(Extracted material)
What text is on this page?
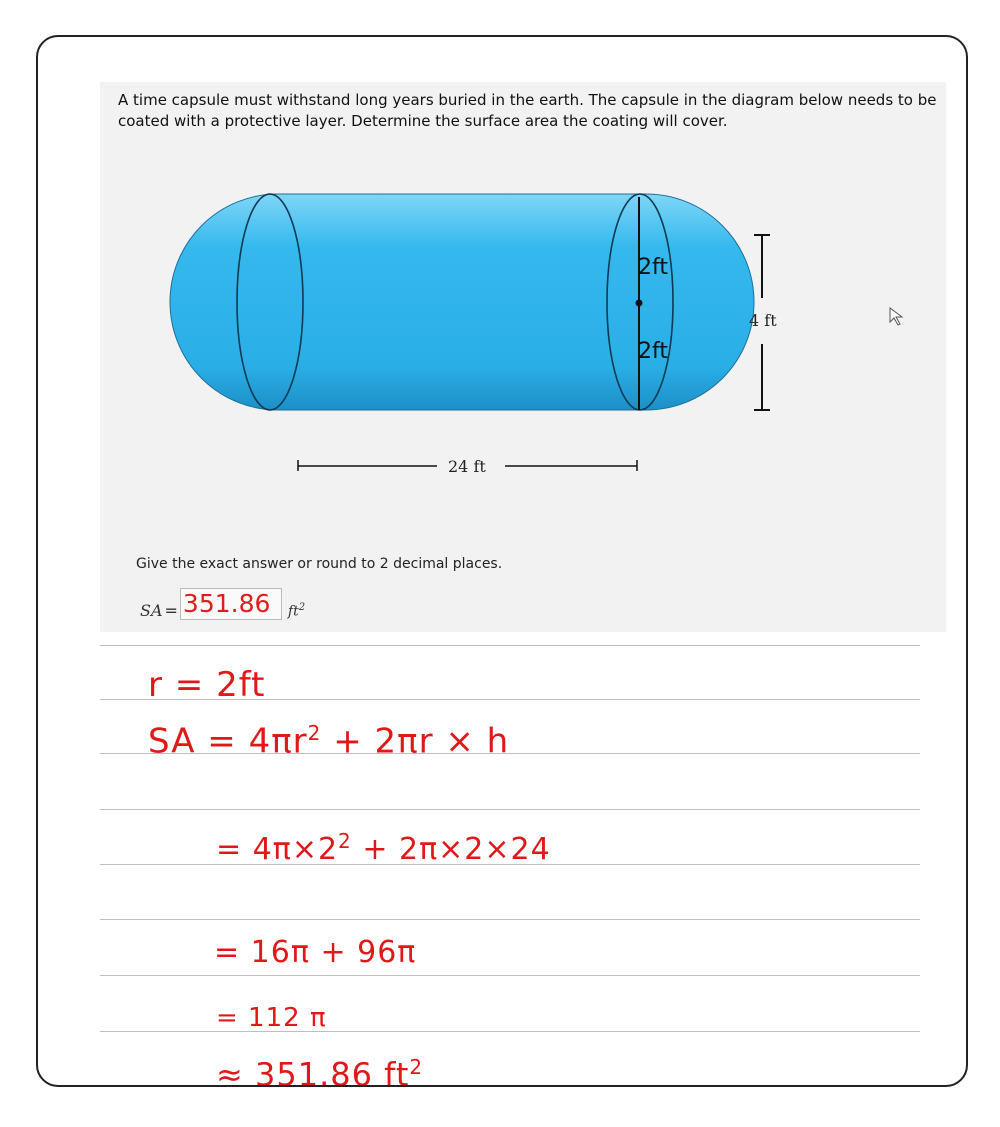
A time capsule must withstand long years buried in the earth. The capsule in the diagram below needs to be coated with a protective layer. Determine the surface area the coating will cover.
2ft
2ft
4 ft
24 ft
Give the exact answer or round to 2 decimal places.
SA = 351.86 $ft^2$
r = 2ft
SA = $4\pi r^2 + 2\pi r \times h$
= $4\pi\times 2^2 + 2\pi\times 2\times 24$
= 16π + 96π
= 112 π
≈ 351.86 $ft^2$
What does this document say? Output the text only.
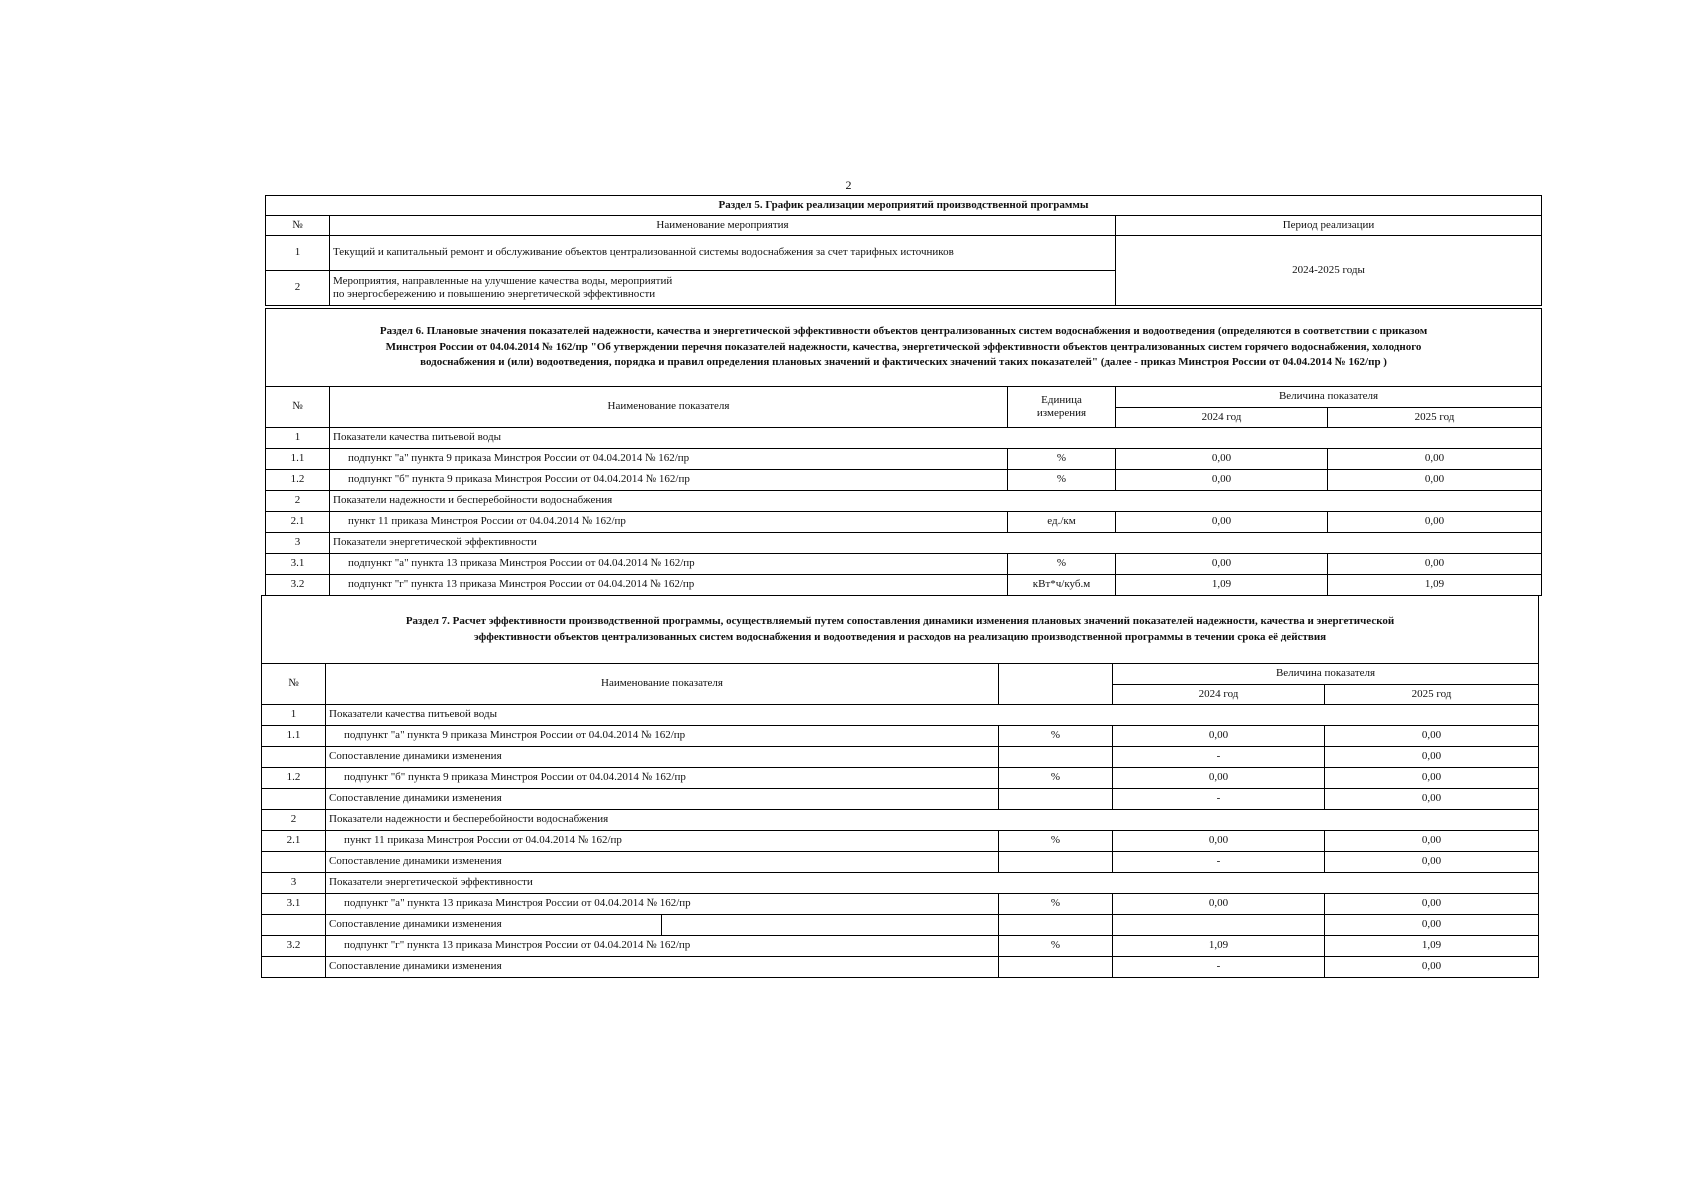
2
Раздел 5. График реализации мероприятий производственной программы		
№	Наименование мероприятия	Период реализации
1	Текущий и капитальный ремонт и обслуживание объектов централизованной системы водоснабжения за счет тарифных источников	2024-2025 годы
2	Мероприятия, направленные на улучшение качества воды, мероприятий
по энергосбережению и повышению энергетической эффективности	
Раздел 6. Плановые значения показателей надежности, качества и энергетической эффективности объектов централизованных систем водоснабжения и водоотведения (определяются в соответствии с приказом
Минстроя России от 04.04.2014 № 162/пр "Об утверждении перечня показателей надежности, качества, энергетической эффективности объектов централизованных систем горячего водоснабжения, холодного
водоснабжения и (или) водоотведения, порядка и правил определения плановых значений и фактических значений таких показателей" (далее - приказ Минстроя России от 04.04.2014 № 162/пр )				

№	Наименование показателя	Единица
измерения	Величина показателя	
			2024 год	2025 год
1	Показатели качества питьевой воды			
1.1	подпункт "а" пункта 9 приказа Минстроя России от 04.04.2014 № 162/пр	%	0,00	0,00
1.2	подпункт "б" пункта 9 приказа Минстроя России от 04.04.2014 № 162/пр	%	0,00	0,00
2	Показатели надежности и бесперебойности водоснабжения			
2.1	пункт 11 приказа Минстроя России от 04.04.2014 № 162/пр	ед./км	0,00	0,00
3	Показатели энергетической эффективности			
3.1	подпункт "а" пункта 13 приказа Минстроя России от 04.04.2014 № 162/пр	%	0,00	0,00
3.2	подпункт "г" пункта 13 приказа Минстроя России от 04.04.2014 № 162/пр	кВт*ч/куб.м	1,09	1,09
Раздел 7. Расчет эффективности производственной программы, осуществляемый путем сопоставления динамики изменения плановых значений показателей надежности, качества и энергетической
эффективности объектов централизованных систем водоснабжения и водоотведения и расходов на реализацию производственной программы в течении срока её действия				

№	Наименование показателя		Величина показателя	
			2024 год	2025 год
1	Показатели качества питьевой воды			
1.1	подпункт "а" пункта 9 приказа Минстроя России от 04.04.2014 № 162/пр	%	0,00	0,00
	Сопоставление динамики изменения		-	0,00
1.2	подпункт "б" пункта 9 приказа Минстроя России от 04.04.2014 № 162/пр	%	0,00	0,00
	Сопоставление динамики изменения		-	0,00
2	Показатели надежности и бесперебойности водоснабжения			
2.1	пункт 11 приказа Минстроя России от 04.04.2014 № 162/пр	%	0,00	0,00
	Сопоставление динамики изменения		-	0,00
3	Показатели энергетической эффективности			
3.1	подпункт "а" пункта 13 приказа Минстроя России от 04.04.2014 № 162/пр	%	0,00	0,00
	Сопоставление динамики изменения			0,00
3.2	подпункт "г" пункта 13 приказа Минстроя России от 04.04.2014 № 162/пр	%	1,09	1,09
	Сопоставление динамики изменения		-	0,00
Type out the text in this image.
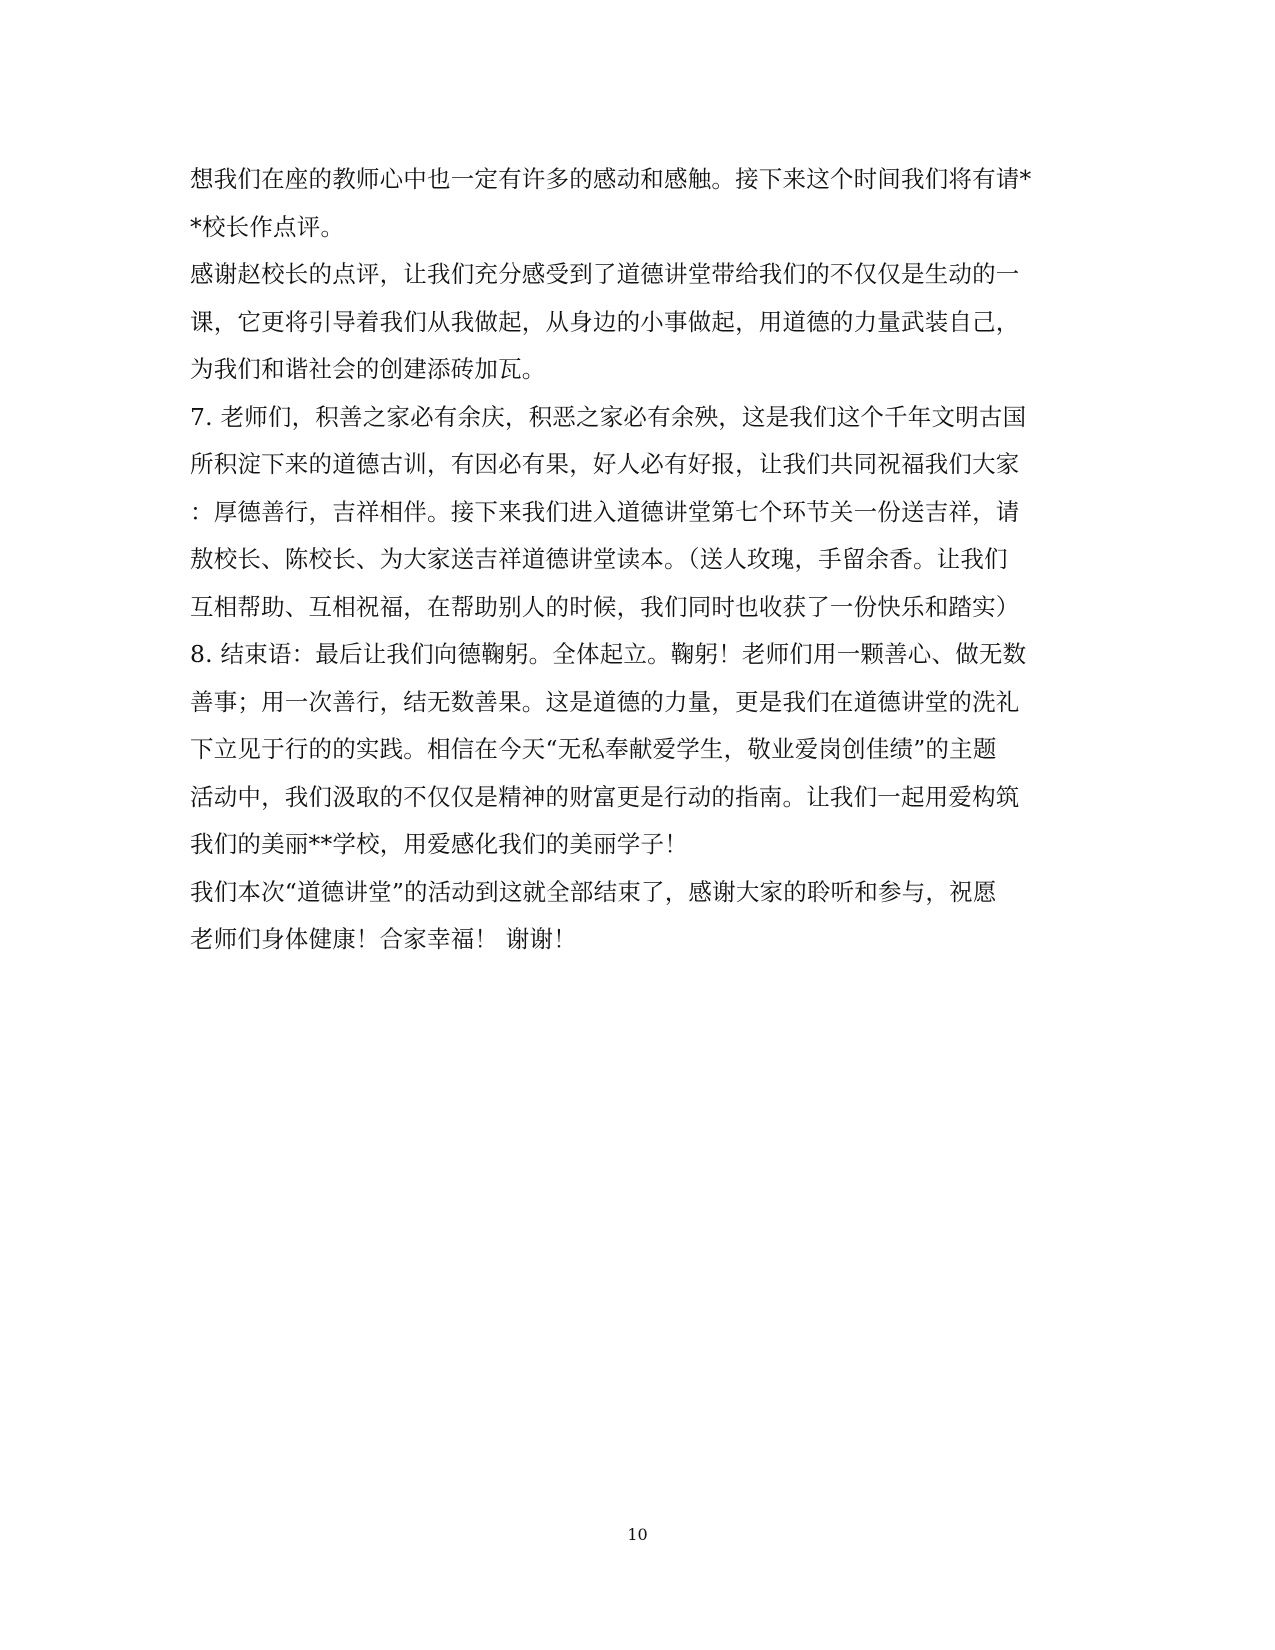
想我们在座的教师心中也一定有许多的感动和感触。接下来这个时间我们将有请*
*校长作点评。
感谢赵校长的点评，让我们充分感受到了道德讲堂带给我们的不仅仅是生动的一
课，它更将引导着我们从我做起，从身边的小事做起，用道德的力量武装自己，
为我们和谐社会的创建添砖加瓦。
7. 老师们，积善之家必有余庆，积恶之家必有余殃，这是我们这个千年文明古国
所积淀下来的道德古训，有因必有果，好人必有好报，让我们共同祝福我们大家
：厚德善行，吉祥相伴。接下来我们进入道德讲堂第七个环节关一份送吉祥，请
敖校长、陈校长、为大家送吉祥道德讲堂读本。（送人玫瑰，手留余香。让我们
互相帮助、互相祝福，在帮助别人的时候，我们同时也收获了一份快乐和踏实）
8. 结束语：最后让我们向德鞠躬。全体起立。鞠躬！老师们用一颗善心、做无数
善事；用一次善行，结无数善果。这是道德的力量，更是我们在道德讲堂的洗礼
下立见于行的的实践。相信在今天“无私奉献爱学生，敬业爱岗创佳绩”的主题
活动中，我们汲取的不仅仅是精神的财富更是行动的指南。让我们一起用爱构筑
我们的美丽**学校，用爱感化我们的美丽学子！
我们本次“道德讲堂”的活动到这就全部结束了，感谢大家的聆听和参与，祝愿
老师们身体健康！合家幸福！ 谢谢！
10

(Problem requirements)
Omit every image. Quote each record exactly.

(Solution to this task)
What text is on this page?
A time capsule must withstand long years buried in the earth. The capsule in the diagram below needs to be coated with a protective layer. Determine the surface area the coating will cover.
2ft
2ft
4 ft
24 ft
Give the exact answer or round to 2 decimal places.
SA = 351.86 $ft^2$
r = 2ft
SA = $4\pi r^2 + 2\pi r \times h$
= $4\pi\times 2^2 + 2\pi\times 2\times 24$
= 16π + 96π
= 112 π
≈ 351.86 $ft^2$
What does this document say? Output the text only.
2
Раздел 5. График реализации мероприятий производственной программы		
№	Наименование мероприятия	Период реализации
1	Текущий и капитальный ремонт и обслуживание объектов централизованной системы водоснабжения за счет тарифных источников	2024-2025 годы
2	Мероприятия, направленные на улучшение качества воды, мероприятий
по энергосбережению и повышению энергетической эффективности	
Раздел 6. Плановые значения показателей надежности, качества и энергетической эффективности объектов централизованных систем водоснабжения и водоотведения (определяются в соответствии с приказом
Минстроя России от 04.04.2014 № 162/пр "Об утверждении перечня показателей надежности, качества, энергетической эффективности объектов централизованных систем горячего водоснабжения, холодного
водоснабжения и (или) водоотведения, порядка и правил определения плановых значений и фактических значений таких показателей" (далее - приказ Минстроя России от 04.04.2014 № 162/пр )				

№	Наименование показателя	Единица
измерения	Величина показателя	
			2024 год	2025 год
1	Показатели качества питьевой воды			
1.1	подпункт "а" пункта 9 приказа Минстроя России от 04.04.2014 № 162/пр	%	0,00	0,00
1.2	подпункт "б" пункта 9 приказа Минстроя России от 04.04.2014 № 162/пр	%	0,00	0,00
2	Показатели надежности и бесперебойности водоснабжения			
2.1	пункт 11 приказа Минстроя России от 04.04.2014 № 162/пр	ед./км	0,00	0,00
3	Показатели энергетической эффективности			
3.1	подпункт "а" пункта 13 приказа Минстроя России от 04.04.2014 № 162/пр	%	0,00	0,00
3.2	подпункт "г" пункта 13 приказа Минстроя России от 04.04.2014 № 162/пр	кВт*ч/куб.м	1,09	1,09
Раздел 7. Расчет эффективности производственной программы, осуществляемый путем сопоставления динамики изменения плановых значений показателей надежности, качества и энергетической
эффективности объектов централизованных систем водоснабжения и водоотведения и расходов на реализацию производственной программы в течении срока её действия				

№	Наименование показателя		Величина показателя	
			2024 год	2025 год
1	Показатели качества питьевой воды			
1.1	подпункт "а" пункта 9 приказа Минстроя России от 04.04.2014 № 162/пр	%	0,00	0,00
	Сопоставление динамики изменения		-	0,00
1.2	подпункт "б" пункта 9 приказа Минстроя России от 04.04.2014 № 162/пр	%	0,00	0,00
	Сопоставление динамики изменения		-	0,00
2	Показатели надежности и бесперебойности водоснабжения			
2.1	пункт 11 приказа Минстроя России от 04.04.2014 № 162/пр	%	0,00	0,00
	Сопоставление динамики изменения		-	0,00
3	Показатели энергетической эффективности			
3.1	подпункт "а" пункта 13 приказа Минстроя России от 04.04.2014 № 162/пр	%	0,00	0,00
	Сопоставление динамики изменения			0,00
3.2	подпункт "г" пункта 13 приказа Минстроя России от 04.04.2014 № 162/пр	%	1,09	1,09
	Сопоставление динамики изменения		-	0,00
Type out the text in this image.
想我们在座的教师心中也一定有许多的感动和感触。接下来这个时间我们将有请*
*校长作点评。
感谢赵校长的点评，让我们充分感受到了道德讲堂带给我们的不仅仅是生动的一
课，它更将引导着我们从我做起，从身边的小事做起，用道德的力量武装自己，
为我们和谐社会的创建添砖加瓦。
7. 老师们，积善之家必有余庆，积恶之家必有余殃，这是我们这个千年文明古国
所积淀下来的道德古训，有因必有果，好人必有好报，让我们共同祝福我们大家
：厚德善行，吉祥相伴。接下来我们进入道德讲堂第七个环节关一份送吉祥，请
敖校长、陈校长、为大家送吉祥道德讲堂读本。（送人玫瑰，手留余香。让我们
互相帮助、互相祝福，在帮助别人的时候，我们同时也收获了一份快乐和踏实）
8. 结束语：最后让我们向德鞠躬。全体起立。鞠躬！老师们用一颗善心、做无数
善事；用一次善行，结无数善果。这是道德的力量，更是我们在道德讲堂的洗礼
下立见于行的的实践。相信在今天“无私奉献爱学生，敬业爱岗创佳绩”的主题
活动中，我们汲取的不仅仅是精神的财富更是行动的指南。让我们一起用爱构筑
我们的美丽**学校，用爱感化我们的美丽学子！
我们本次“道德讲堂”的活动到这就全部结束了，感谢大家的聆听和参与，祝愿
老师们身体健康！合家幸福！ 谢谢！
10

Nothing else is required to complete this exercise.